Algunos criterios pastorales para el presente y el futuro de la Iglesia de Navarra y del País Vasco
Siempre me han hecho reflexionar mucho lo que podríamos definir como las orientaciones pastorales de Jesús, contrarias a lo que cabría esperar según las expectativas religiosas de Israel...
Jesús mismo, como judío practicante, parecía sentirse atraído una y otra vez por el encanto de la tierra que más representaba esas expectativas: Judea, y la ciudad que era su centro espiritual, político e ideal: Jerusalén.
Nacido en Belén, la ciudad real de Judea, se encuentra viviendo con su familia en ese pueblo perdido entre las montañas de Galilea, en Nazaret. A los doce años —la edad de la emancipación de la autoridad familiar y de la primera experiencia directa de la voz del Padre que está en los cielos— se siente atraído por el Templo de Jerusalén, y, por lo tanto, parecía que ese era el lugar y la ciudad donde profundizar su relación con Dios y crecer en su vocación mesiánica...
Pero el Padre lo envía de nuevo a Nazaret, en obediencia a esos tutores de la infancia —José y María— en comparación con los escribas, saduceos y fariseos más cualificados y sabios de Jerusalén. Pero ¿qué tenía Galilea de tan especial para ser el contexto ideal donde el Mesías pudiera comprender mejor y crecer en su vocación?
Isaías la había llamado Galilea de los paganos (8,23), y Mateo se hizo eco de ello (4,13-15); tierra fronteriza y de mestizaje social, religioso y político; una tierra donde incluso los judíos observantes tenían que aceptar la imposibilidad de observar la necesaria separación de los infieles, que también eran ciudadanos de esa tierra desde hacía siglos; y, por lo tanto, la necesidad de ir a la esencia de la vida religiosa, en lugar de prestar atención a los accesorios; la necesidad de ir... al corazón. Comprendo bien, entonces, la dura corrección que Nicodemo se ve obligado a sufrir: «¿Tú también eres de Galilea? Investiga y verás que de Galilea no sale ningún profeta» (Jn 7,52).

──────────────────────────────

* _REQUISITOS DE LA TAREA_:
**A)** Traduce al inglés esta oración del fragmento sobre Jesús y Galilea: «Jesús mismo, como judío practicante, parecía sentirse atraído una y otra vez por el encanto de la tierra que más representaba esas expectativas: Judea, y la ciudad que era su centro espiritual, político e ideal: Jerusalén.»
**B)** Prosigue el fragmento sobre Jesús y Galilea a partir de su última oración.

* _EXTRACTO DE DATOS_:
──────────────────────────────

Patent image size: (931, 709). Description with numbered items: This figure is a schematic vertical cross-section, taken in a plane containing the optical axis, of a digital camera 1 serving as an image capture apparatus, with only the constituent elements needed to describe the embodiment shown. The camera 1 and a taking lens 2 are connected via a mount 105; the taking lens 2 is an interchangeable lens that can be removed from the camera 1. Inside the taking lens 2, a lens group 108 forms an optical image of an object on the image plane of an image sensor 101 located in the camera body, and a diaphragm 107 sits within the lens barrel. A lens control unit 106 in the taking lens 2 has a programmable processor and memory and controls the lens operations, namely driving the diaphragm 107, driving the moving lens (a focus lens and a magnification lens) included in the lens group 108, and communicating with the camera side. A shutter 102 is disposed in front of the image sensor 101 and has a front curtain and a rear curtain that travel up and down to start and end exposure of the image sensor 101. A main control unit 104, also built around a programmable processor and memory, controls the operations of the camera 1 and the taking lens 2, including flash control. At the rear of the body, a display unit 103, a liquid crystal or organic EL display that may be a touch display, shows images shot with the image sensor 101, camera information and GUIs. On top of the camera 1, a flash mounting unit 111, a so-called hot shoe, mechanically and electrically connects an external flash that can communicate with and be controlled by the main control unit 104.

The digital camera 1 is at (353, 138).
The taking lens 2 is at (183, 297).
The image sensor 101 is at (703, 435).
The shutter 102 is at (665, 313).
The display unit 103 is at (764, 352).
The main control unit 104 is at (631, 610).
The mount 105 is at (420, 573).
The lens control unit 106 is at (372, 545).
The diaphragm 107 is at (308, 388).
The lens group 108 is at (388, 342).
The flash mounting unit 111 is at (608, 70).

──────────────────────────────

* _PROBLEMAS RESUELTOS_:
**A)** Jesus himself, as a practicing Jew, seemed drawn again and again by the charm of the land that most represented those expectations: Judea, and the city that was its spiritual, political, and ideal center: Jerusalem.

**B)**
Y además, por su bautismo y la revelación explícita de su identidad profunda («Tú eres mi hijo, el amado», Mc 1,11) y su vocación mesiánica, Jesús regresó a Judea, junto a Juan el Bautista. En el desierto de Judá vive su discernimiento más radical, programático para su misión y, por ello, muy delicado y expuesto a tentaciones igualmente radicales.
Sin embargo, a partir de ese discernimiento cara a cara con el Padre, vuelve a aparecer Galilea como el primer y oportuno contexto del alegre anuncio (euangélion) del Reino de Dios. ¿Por qué no partir del centro de la fe de Israel: Jerusalén y su Templo? ¿Por qué llegar allí solo al final, al cumplimiento de todo, para luego partir de nuevo hacia Galilea (Mt 28,7.10)? ¿Por qué la periferia y la frontera étnica, política y religiosa serían un contexto más adecuado para la predicación del Reino?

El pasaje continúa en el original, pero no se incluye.